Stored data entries
=======
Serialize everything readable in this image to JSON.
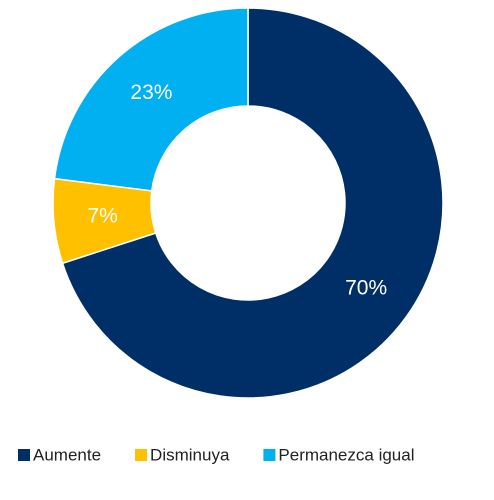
{
  "chart_data": {
    "type": "donut",
    "categories": [
      "Aumente",
      "Disminuya",
      "Permanezca igual"
    ],
    "values": [
      70,
      7,
      23
    ],
    "value_labels": [
      "70%",
      "7%",
      "23%"
    ],
    "colors": [
      "#002f67",
      "#ffc000",
      "#00b0f0"
    ],
    "legend": "bottom"
  }
}
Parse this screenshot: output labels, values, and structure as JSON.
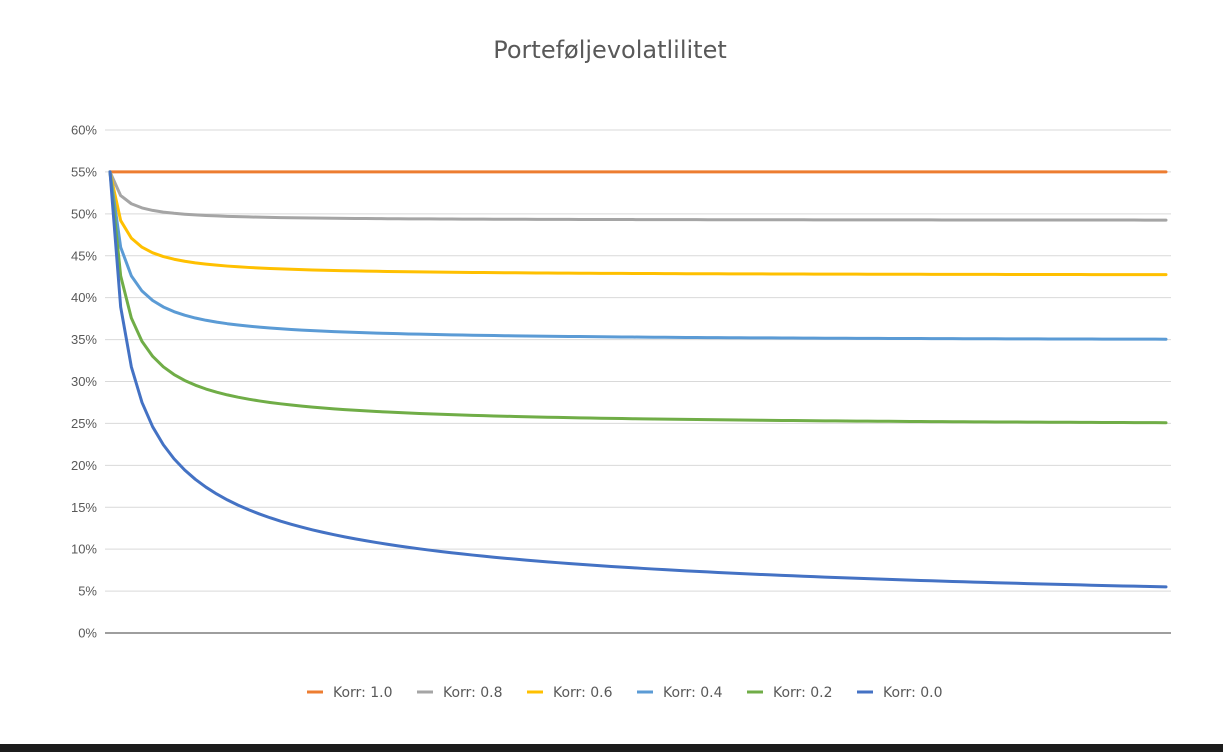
{
  "chart_data": {
    "type": "line",
    "title": "Porteføljevolatlilitet",
    "xlabel": "",
    "ylabel": "",
    "ylim": [
      0,
      0.6
    ],
    "y_ticks": [
      "0%",
      "5%",
      "10%",
      "15%",
      "20%",
      "25%",
      "30%",
      "35%",
      "40%",
      "45%",
      "50%",
      "55%",
      "60%"
    ],
    "grid": true,
    "legend_position": "bottom",
    "x_label": "",
    "n_points": 100,
    "x_note": "",
    "series": [
      {
        "name": "Korr: 1.0",
        "color": "#ED7D31",
        "correlation": 1.0,
        "start": 0.55,
        "end": 0.55
      },
      {
        "name": "Korr: 0.8",
        "color": "#A5A5A5",
        "correlation": 0.8,
        "start": 0.55,
        "end": 0.492
      },
      {
        "name": "Korr: 0.6",
        "color": "#FFC000",
        "correlation": 0.6,
        "start": 0.55,
        "end": 0.426
      },
      {
        "name": "Korr: 0.4",
        "color": "#5B9BD5",
        "correlation": 0.4,
        "start": 0.55,
        "end": 0.348
      },
      {
        "name": "Korr: 0.2",
        "color": "#70AD47",
        "correlation": 0.2,
        "start": 0.55,
        "end": 0.246
      },
      {
        "name": "Korr: 0.0",
        "color": "#4472C4",
        "correlation": 0.0,
        "start": 0.55,
        "end": 0.055
      }
    ],
    "x": [
      1,
      2,
      3,
      4,
      5,
      6,
      7,
      8,
      9,
      10,
      11,
      12,
      13,
      14,
      15,
      16,
      17,
      18,
      19,
      20,
      21,
      22,
      23,
      24,
      25,
      26,
      27,
      28,
      29,
      30,
      31,
      32,
      33,
      34,
      35,
      36,
      37,
      38,
      39,
      40,
      41,
      42,
      43,
      44,
      45,
      46,
      47,
      48,
      49,
      50,
      51,
      52,
      53,
      54,
      55,
      56,
      57,
      58,
      59,
      60,
      61,
      62,
      63,
      64,
      65,
      66,
      67,
      68,
      69,
      70,
      71,
      72,
      73,
      74,
      75,
      76,
      77,
      78,
      79,
      80,
      81,
      82,
      83,
      84,
      85,
      86,
      87,
      88,
      89,
      90,
      91,
      92,
      93,
      94,
      95,
      96,
      97,
      98,
      99,
      100
    ]
  },
  "colors": {
    "background": "#ffffff",
    "grid": "#d9d9d9",
    "axis": "#7f7f7f",
    "text": "#595959"
  }
}
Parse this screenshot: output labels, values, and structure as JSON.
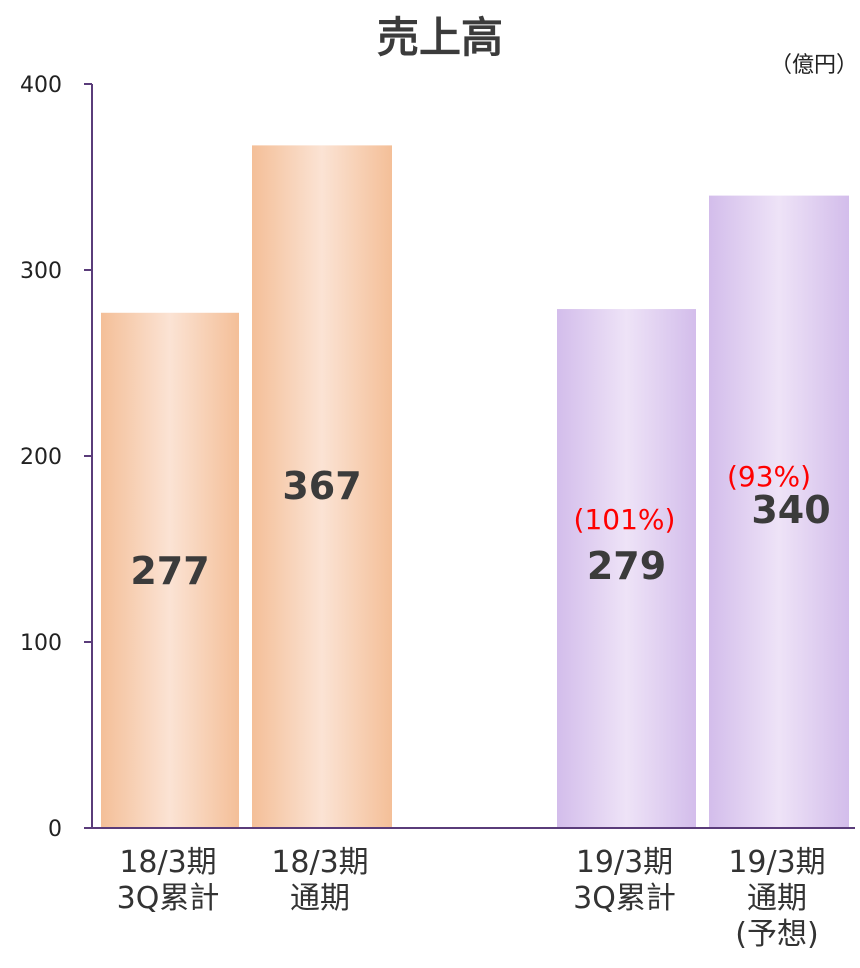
{
  "chart_data": {
    "type": "bar",
    "title": "売上高",
    "unit": "（億円）",
    "ylim": [
      0,
      400
    ],
    "yticks": [
      0,
      100,
      200,
      300,
      400
    ],
    "grid": false,
    "colors": {
      "fy18": "#f6c4a1",
      "fy19": "#d9c6ee",
      "percent": "#ff0000",
      "value": "#3b3b3b",
      "axis": "#5a3c7a"
    },
    "bars": [
      {
        "label_lines": [
          "18/3期",
          "3Q累計"
        ],
        "value": 277,
        "value_label": "277",
        "percent_label": "",
        "group": "fy18"
      },
      {
        "label_lines": [
          "18/3期",
          "通期"
        ],
        "value": 367,
        "value_label": "367",
        "percent_label": "",
        "group": "fy18"
      },
      {
        "label_lines": [
          "19/3期",
          "3Q累計"
        ],
        "value": 279,
        "value_label": "279",
        "percent_label": "(101%)",
        "group": "fy19"
      },
      {
        "label_lines": [
          "19/3期",
          "通期",
          "(予想)"
        ],
        "value": 340,
        "value_label": "340",
        "percent_label": "(93%)",
        "group": "fy19"
      }
    ]
  }
}
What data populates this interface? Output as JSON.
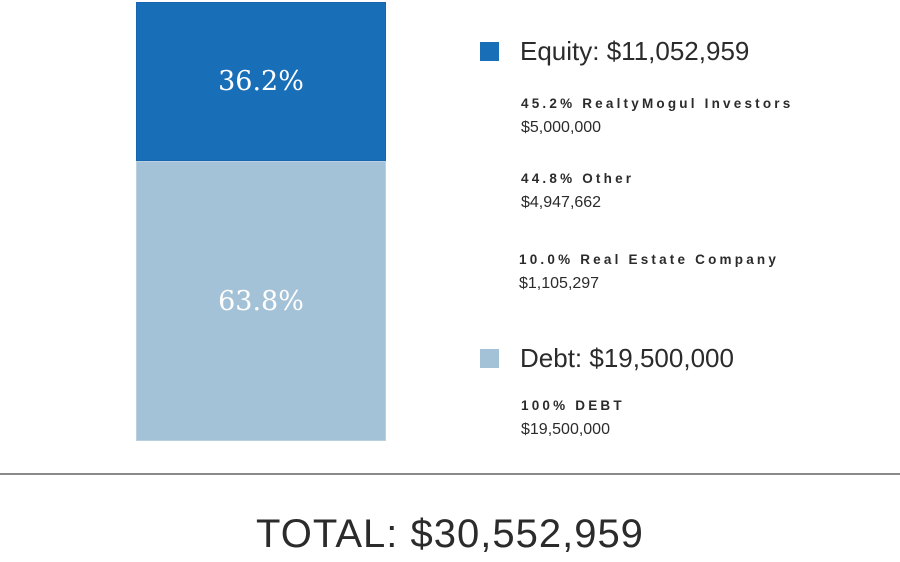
{
  "colors": {
    "equity": "#196eb8",
    "debt": "#a4c2d7"
  },
  "chart_data": {
    "type": "bar",
    "stacked": true,
    "series": [
      {
        "name": "Equity",
        "value": 36.2,
        "value_label": "36.2%",
        "amount": 11052959,
        "color": "#196eb8"
      },
      {
        "name": "Debt",
        "value": 63.8,
        "value_label": "63.8%",
        "amount": 19500000,
        "color": "#a4c2d7"
      }
    ],
    "legend": [
      {
        "key": "equity",
        "label": "Equity: $11,052,959",
        "breakdown": [
          {
            "percent_label": "45.2% RealtyMogul Investors",
            "amount_label": "$5,000,000"
          },
          {
            "percent_label": "44.8% Other",
            "amount_label": "$4,947,662"
          },
          {
            "percent_label": "10.0% Real Estate Company",
            "amount_label": "$1,105,297"
          }
        ]
      },
      {
        "key": "debt",
        "label": "Debt: $19,500,000",
        "breakdown": [
          {
            "percent_label": "100% DEBT",
            "amount_label": "$19,500,000"
          }
        ]
      }
    ],
    "legend_position": "right",
    "total_label": "TOTAL: $30,552,959"
  }
}
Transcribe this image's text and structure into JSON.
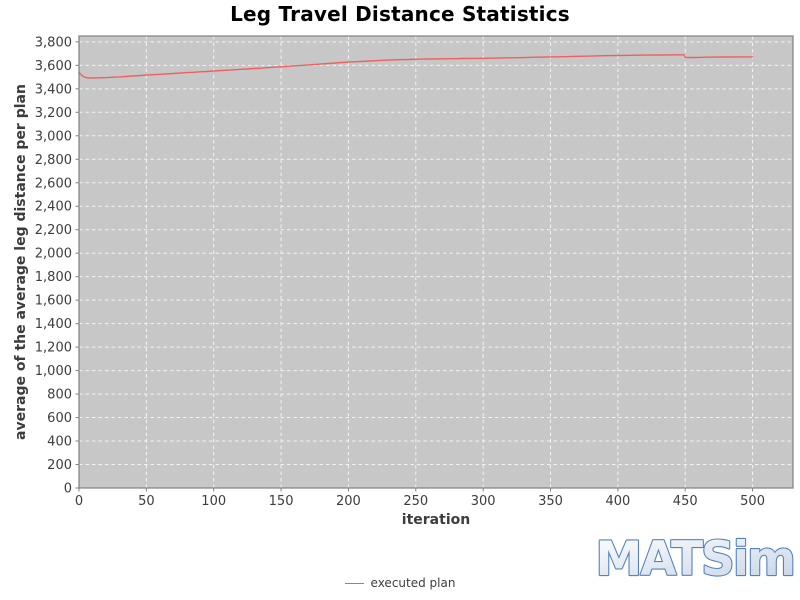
{
  "chart_data": {
    "type": "line",
    "title": "Leg Travel Distance Statistics",
    "xlabel": "iteration",
    "ylabel": "average of the average leg distance per plan",
    "xlim": [
      0,
      530
    ],
    "ylim": [
      0,
      3850
    ],
    "xticks": [
      0,
      50,
      100,
      150,
      200,
      250,
      300,
      350,
      400,
      450,
      500
    ],
    "yticks": [
      0,
      200,
      400,
      600,
      800,
      1000,
      1200,
      1400,
      1600,
      1800,
      2000,
      2200,
      2400,
      2600,
      2800,
      3000,
      3200,
      3400,
      3600,
      3800
    ],
    "grid": true,
    "legend_position": "bottom",
    "series": [
      {
        "name": "executed plan",
        "color": "#ee6060",
        "points": [
          [
            0,
            3540
          ],
          [
            2,
            3515
          ],
          [
            4,
            3500
          ],
          [
            6,
            3494
          ],
          [
            8,
            3492
          ],
          [
            10,
            3492
          ],
          [
            12,
            3493
          ],
          [
            15,
            3494
          ],
          [
            18,
            3495
          ],
          [
            21,
            3496
          ],
          [
            24,
            3498
          ],
          [
            27,
            3500
          ],
          [
            30,
            3502
          ],
          [
            35,
            3506
          ],
          [
            40,
            3509
          ],
          [
            45,
            3513
          ],
          [
            50,
            3517
          ],
          [
            55,
            3520
          ],
          [
            60,
            3524
          ],
          [
            65,
            3527
          ],
          [
            70,
            3531
          ],
          [
            75,
            3534
          ],
          [
            80,
            3538
          ],
          [
            85,
            3541
          ],
          [
            90,
            3545
          ],
          [
            95,
            3548
          ],
          [
            100,
            3552
          ],
          [
            105,
            3555
          ],
          [
            110,
            3559
          ],
          [
            115,
            3562
          ],
          [
            120,
            3566
          ],
          [
            125,
            3569
          ],
          [
            130,
            3573
          ],
          [
            135,
            3576
          ],
          [
            140,
            3580
          ],
          [
            145,
            3584
          ],
          [
            150,
            3588
          ],
          [
            155,
            3592
          ],
          [
            160,
            3596
          ],
          [
            165,
            3600
          ],
          [
            170,
            3604
          ],
          [
            175,
            3608
          ],
          [
            180,
            3612
          ],
          [
            185,
            3616
          ],
          [
            190,
            3620
          ],
          [
            195,
            3624
          ],
          [
            200,
            3628
          ],
          [
            205,
            3631
          ],
          [
            210,
            3634
          ],
          [
            215,
            3637
          ],
          [
            220,
            3640
          ],
          [
            225,
            3643
          ],
          [
            230,
            3645
          ],
          [
            235,
            3647
          ],
          [
            240,
            3649
          ],
          [
            245,
            3650
          ],
          [
            250,
            3652
          ],
          [
            255,
            3653
          ],
          [
            260,
            3654
          ],
          [
            265,
            3655
          ],
          [
            270,
            3656
          ],
          [
            275,
            3657
          ],
          [
            280,
            3657
          ],
          [
            285,
            3658
          ],
          [
            290,
            3659
          ],
          [
            295,
            3659
          ],
          [
            300,
            3660
          ],
          [
            310,
            3662
          ],
          [
            320,
            3664
          ],
          [
            330,
            3666
          ],
          [
            340,
            3669
          ],
          [
            350,
            3672
          ],
          [
            360,
            3674
          ],
          [
            370,
            3677
          ],
          [
            380,
            3679
          ],
          [
            390,
            3682
          ],
          [
            400,
            3684
          ],
          [
            410,
            3686
          ],
          [
            420,
            3687
          ],
          [
            430,
            3688
          ],
          [
            440,
            3689
          ],
          [
            445,
            3690
          ],
          [
            449,
            3690
          ],
          [
            450,
            3667
          ],
          [
            455,
            3667
          ],
          [
            460,
            3668
          ],
          [
            465,
            3669
          ],
          [
            470,
            3670
          ],
          [
            480,
            3671
          ],
          [
            490,
            3672
          ],
          [
            500,
            3672
          ]
        ]
      }
    ]
  },
  "legend": {
    "items": [
      {
        "label": "executed plan",
        "color": "#ee6060"
      }
    ]
  },
  "watermark": {
    "text": "MATSim"
  },
  "colors": {
    "plot_bg": "#c7c7c7",
    "grid": "#ffffff",
    "axis": "#808080",
    "tick_label": "#3d3d3d",
    "axis_label": "#3c3c3c",
    "title": "#000000",
    "watermark_stroke": "#5581c1",
    "watermark_fill_top": "#ffffff",
    "watermark_fill_bottom": "#ccd7e8"
  }
}
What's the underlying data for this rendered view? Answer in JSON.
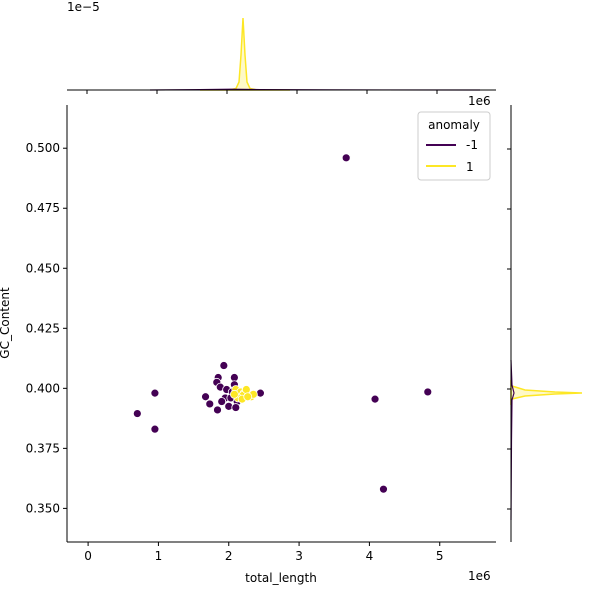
{
  "chart_data": {
    "type": "scatter",
    "xlabel": "total_length",
    "ylabel": "GC_Content",
    "x_offset_text": "1e6",
    "marginal_x_offset_text": "1e−5",
    "marginal_y_offset_text": "1e6",
    "xlim": [
      -0.3,
      5.8
    ],
    "ylim": [
      0.336,
      0.518
    ],
    "x_unit_scale": 1000000,
    "xticks": [
      {
        "value": 0,
        "label": "0"
      },
      {
        "value": 1,
        "label": "1"
      },
      {
        "value": 2,
        "label": "2"
      },
      {
        "value": 3,
        "label": "3"
      },
      {
        "value": 4,
        "label": "4"
      },
      {
        "value": 5,
        "label": "5"
      }
    ],
    "yticks": [
      {
        "value": 0.35,
        "label": "0.350"
      },
      {
        "value": 0.375,
        "label": "0.375"
      },
      {
        "value": 0.4,
        "label": "0.400"
      },
      {
        "value": 0.425,
        "label": "0.425"
      },
      {
        "value": 0.45,
        "label": "0.450"
      },
      {
        "value": 0.475,
        "label": "0.475"
      },
      {
        "value": 0.5,
        "label": "0.500"
      }
    ],
    "grid": false,
    "legend": {
      "title": "anomaly",
      "placement": "top-right",
      "entries": [
        {
          "label": "-1",
          "color": "#440154"
        },
        {
          "label": "1",
          "color": "#fde725"
        }
      ]
    },
    "series": [
      {
        "name": "-1",
        "color": "#440154",
        "points": [
          [
            3.67,
            0.496
          ],
          [
            0.7,
            0.3895
          ],
          [
            0.95,
            0.398
          ],
          [
            0.95,
            0.383
          ],
          [
            4.08,
            0.3955
          ],
          [
            4.83,
            0.3985
          ],
          [
            4.2,
            0.358
          ],
          [
            1.93,
            0.4095
          ],
          [
            1.85,
            0.4045
          ],
          [
            2.08,
            0.4045
          ],
          [
            1.83,
            0.4025
          ],
          [
            2.08,
            0.4015
          ],
          [
            1.88,
            0.4005
          ],
          [
            1.97,
            0.3995
          ],
          [
            2.05,
            0.3985
          ],
          [
            2.45,
            0.398
          ],
          [
            1.67,
            0.3965
          ],
          [
            1.95,
            0.396
          ],
          [
            2.03,
            0.396
          ],
          [
            1.73,
            0.3935
          ],
          [
            2.12,
            0.3945
          ],
          [
            2.0,
            0.3925
          ],
          [
            2.1,
            0.392
          ],
          [
            1.84,
            0.391
          ],
          [
            2.15,
            0.3975
          ],
          [
            1.9,
            0.3945
          ]
        ]
      },
      {
        "name": "1",
        "color": "#fde725",
        "points": [
          [
            2.1,
            0.3995
          ],
          [
            2.17,
            0.3985
          ],
          [
            2.22,
            0.398
          ],
          [
            2.28,
            0.3975
          ],
          [
            2.32,
            0.3965
          ],
          [
            2.2,
            0.397
          ],
          [
            2.25,
            0.3995
          ],
          [
            2.13,
            0.396
          ],
          [
            2.35,
            0.3975
          ],
          [
            2.19,
            0.3955
          ],
          [
            2.08,
            0.3975
          ],
          [
            2.27,
            0.3965
          ]
        ]
      }
    ]
  }
}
=======
== Work required ==
Using the listing above, return all lines where the word "this" occurs.

== Solved exercise ==
Serialize everything readable in this image to JSON.
Parse this screenshot: output labels, values, and structure as JSON.
Parse this screenshot: output labels, values, and structure as JSON.
What data populates this interface? Output as JSON.
Transcribe this image's text and structure into JSON.
What's the underlying data for this rendered view? Answer in JSON.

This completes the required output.